-- BEGIN Listing --
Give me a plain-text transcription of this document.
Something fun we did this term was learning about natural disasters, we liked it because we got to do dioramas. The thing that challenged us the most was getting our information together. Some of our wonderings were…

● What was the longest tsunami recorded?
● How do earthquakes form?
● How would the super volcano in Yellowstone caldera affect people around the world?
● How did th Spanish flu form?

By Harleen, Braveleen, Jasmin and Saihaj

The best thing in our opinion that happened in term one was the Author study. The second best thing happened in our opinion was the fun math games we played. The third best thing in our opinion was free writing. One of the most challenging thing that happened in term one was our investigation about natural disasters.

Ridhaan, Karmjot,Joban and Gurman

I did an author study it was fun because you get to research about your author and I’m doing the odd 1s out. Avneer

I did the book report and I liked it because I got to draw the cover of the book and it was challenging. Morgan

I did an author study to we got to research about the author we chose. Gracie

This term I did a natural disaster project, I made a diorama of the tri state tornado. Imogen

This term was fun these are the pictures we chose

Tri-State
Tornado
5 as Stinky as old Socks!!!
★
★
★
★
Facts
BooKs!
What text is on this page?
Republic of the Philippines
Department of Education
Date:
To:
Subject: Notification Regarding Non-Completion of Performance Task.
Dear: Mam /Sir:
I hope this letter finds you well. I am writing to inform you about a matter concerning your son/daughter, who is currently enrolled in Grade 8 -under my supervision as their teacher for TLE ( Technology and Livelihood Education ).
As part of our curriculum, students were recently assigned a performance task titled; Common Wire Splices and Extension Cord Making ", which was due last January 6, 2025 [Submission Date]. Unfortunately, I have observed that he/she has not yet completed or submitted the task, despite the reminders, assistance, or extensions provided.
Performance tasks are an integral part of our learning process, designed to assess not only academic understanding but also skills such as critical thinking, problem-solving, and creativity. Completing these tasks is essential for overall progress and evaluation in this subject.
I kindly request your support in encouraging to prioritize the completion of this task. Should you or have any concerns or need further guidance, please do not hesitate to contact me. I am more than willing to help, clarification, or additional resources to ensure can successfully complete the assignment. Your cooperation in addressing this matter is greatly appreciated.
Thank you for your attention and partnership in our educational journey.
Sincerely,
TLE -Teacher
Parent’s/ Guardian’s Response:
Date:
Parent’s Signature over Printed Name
-- END Listing --
- **Requirements**
Copy all of the data exactly.

- **Response**
Give me a plain-text transcription of this document.
Something fun we did this term was learning about natural disasters, we liked it because we got to do dioramas. The thing that challenged us the most was getting our information together. Some of our wonderings were…

● What was the longest tsunami recorded?
● How do earthquakes form?
● How would the super volcano in Yellowstone caldera affect people around the world?
● How did th Spanish flu form?

By Harleen, Braveleen, Jasmin and Saihaj

The best thing in our opinion that happened in term one was the Author study. The second best thing happened in our opinion was the fun math games we played. The third best thing in our opinion was free writing. One of the most challenging thing that happened in term one was our investigation about natural disasters.

Ridhaan, Karmjot,Joban and Gurman

I did an author study it was fun because you get to research about your author and I’m doing the odd 1s out. Avneer

I did the book report and I liked it because I got to draw the cover of the book and it was challenging. Morgan

I did an author study to we got to research about the author we chose. Gracie

This term I did a natural disaster project, I made a diorama of the tri state tornado. Imogen

This term was fun these are the pictures we chose

Tri-State
Tornado
5 as Stinky as old Socks!!!
★
★
★
★
Facts
BooKs!
What text is on this page?
Republic of the Philippines
Department of Education
Date:
To:
Subject: Notification Regarding Non-Completion of Performance Task.
Dear: Mam /Sir:
I hope this letter finds you well. I am writing to inform you about a matter concerning your son/daughter, who is currently enrolled in Grade 8 -under my supervision as their teacher for TLE ( Technology and Livelihood Education ).
As part of our curriculum, students were recently assigned a performance task titled; Common Wire Splices and Extension Cord Making ", which was due last January 6, 2025 [Submission Date]. Unfortunately, I have observed that he/she has not yet completed or submitted the task, despite the reminders, assistance, or extensions provided.
Performance tasks are an integral part of our learning process, designed to assess not only academic understanding but also skills such as critical thinking, problem-solving, and creativity. Completing these tasks is essential for overall progress and evaluation in this subject.
I kindly request your support in encouraging to prioritize the completion of this task. Should you or have any concerns or need further guidance, please do not hesitate to contact me. I am more than willing to help, clarification, or additional resources to ensure can successfully complete the assignment. Your cooperation in addressing this matter is greatly appreciated.
Thank you for your attention and partnership in our educational journey.
Sincerely,
TLE -Teacher
Parent’s/ Guardian’s Response:
Date:
Parent’s Signature over Printed Name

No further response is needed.